_Written request_
Count lines with "shall" in them. Report only the total.

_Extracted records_
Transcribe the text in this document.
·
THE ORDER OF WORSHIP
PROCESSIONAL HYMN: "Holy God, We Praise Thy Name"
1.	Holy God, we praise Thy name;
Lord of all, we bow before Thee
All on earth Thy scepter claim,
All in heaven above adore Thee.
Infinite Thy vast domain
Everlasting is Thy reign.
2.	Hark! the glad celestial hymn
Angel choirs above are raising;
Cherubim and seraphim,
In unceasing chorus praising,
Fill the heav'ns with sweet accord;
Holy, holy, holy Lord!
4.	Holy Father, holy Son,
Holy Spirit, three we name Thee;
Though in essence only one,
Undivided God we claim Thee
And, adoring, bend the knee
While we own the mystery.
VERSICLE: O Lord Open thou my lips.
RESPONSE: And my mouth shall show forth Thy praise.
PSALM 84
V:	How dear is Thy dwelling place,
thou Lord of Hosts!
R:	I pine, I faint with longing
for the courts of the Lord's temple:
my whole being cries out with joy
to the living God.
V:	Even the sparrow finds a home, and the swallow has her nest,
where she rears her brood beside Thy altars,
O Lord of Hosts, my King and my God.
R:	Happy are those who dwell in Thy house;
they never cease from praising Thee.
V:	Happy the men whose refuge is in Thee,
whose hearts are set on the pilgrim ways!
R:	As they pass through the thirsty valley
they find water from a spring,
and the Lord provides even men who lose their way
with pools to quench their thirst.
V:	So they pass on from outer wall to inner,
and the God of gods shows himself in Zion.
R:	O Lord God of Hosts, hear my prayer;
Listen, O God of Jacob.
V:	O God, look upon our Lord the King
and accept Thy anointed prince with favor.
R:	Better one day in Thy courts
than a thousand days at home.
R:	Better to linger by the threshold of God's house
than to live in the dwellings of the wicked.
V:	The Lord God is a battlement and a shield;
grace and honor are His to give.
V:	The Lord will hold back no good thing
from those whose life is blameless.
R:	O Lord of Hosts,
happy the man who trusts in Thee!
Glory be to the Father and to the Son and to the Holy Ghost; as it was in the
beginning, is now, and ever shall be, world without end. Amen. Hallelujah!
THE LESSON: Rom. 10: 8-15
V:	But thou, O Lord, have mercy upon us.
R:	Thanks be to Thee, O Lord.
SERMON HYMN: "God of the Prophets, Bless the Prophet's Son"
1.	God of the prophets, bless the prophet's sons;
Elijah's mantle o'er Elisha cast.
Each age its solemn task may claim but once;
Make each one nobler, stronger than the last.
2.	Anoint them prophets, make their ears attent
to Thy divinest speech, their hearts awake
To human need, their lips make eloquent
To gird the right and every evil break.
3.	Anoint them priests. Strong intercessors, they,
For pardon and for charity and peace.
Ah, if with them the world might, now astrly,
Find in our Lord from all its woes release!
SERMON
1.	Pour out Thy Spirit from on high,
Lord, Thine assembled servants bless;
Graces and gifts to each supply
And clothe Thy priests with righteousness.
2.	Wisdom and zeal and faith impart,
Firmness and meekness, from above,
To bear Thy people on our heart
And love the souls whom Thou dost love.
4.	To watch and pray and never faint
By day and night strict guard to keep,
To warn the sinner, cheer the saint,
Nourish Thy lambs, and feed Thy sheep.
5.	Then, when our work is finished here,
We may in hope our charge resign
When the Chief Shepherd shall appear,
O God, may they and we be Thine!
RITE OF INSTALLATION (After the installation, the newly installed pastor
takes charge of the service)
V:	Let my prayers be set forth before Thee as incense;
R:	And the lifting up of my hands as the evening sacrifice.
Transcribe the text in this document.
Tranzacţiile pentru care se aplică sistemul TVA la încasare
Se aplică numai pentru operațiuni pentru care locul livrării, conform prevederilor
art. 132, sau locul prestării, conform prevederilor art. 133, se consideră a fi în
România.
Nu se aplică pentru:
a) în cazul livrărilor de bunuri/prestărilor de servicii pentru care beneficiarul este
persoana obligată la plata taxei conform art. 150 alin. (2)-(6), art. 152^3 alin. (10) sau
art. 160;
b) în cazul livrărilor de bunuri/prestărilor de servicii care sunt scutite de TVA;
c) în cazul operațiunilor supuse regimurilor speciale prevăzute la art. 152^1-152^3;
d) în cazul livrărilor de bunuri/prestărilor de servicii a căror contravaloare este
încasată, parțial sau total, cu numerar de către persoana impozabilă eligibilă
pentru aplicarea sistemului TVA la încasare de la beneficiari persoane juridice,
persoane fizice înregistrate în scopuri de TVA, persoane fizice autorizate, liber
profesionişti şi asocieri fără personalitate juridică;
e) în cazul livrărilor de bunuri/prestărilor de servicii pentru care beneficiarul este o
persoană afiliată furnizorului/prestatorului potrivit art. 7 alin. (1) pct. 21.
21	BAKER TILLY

_Worked answer_
3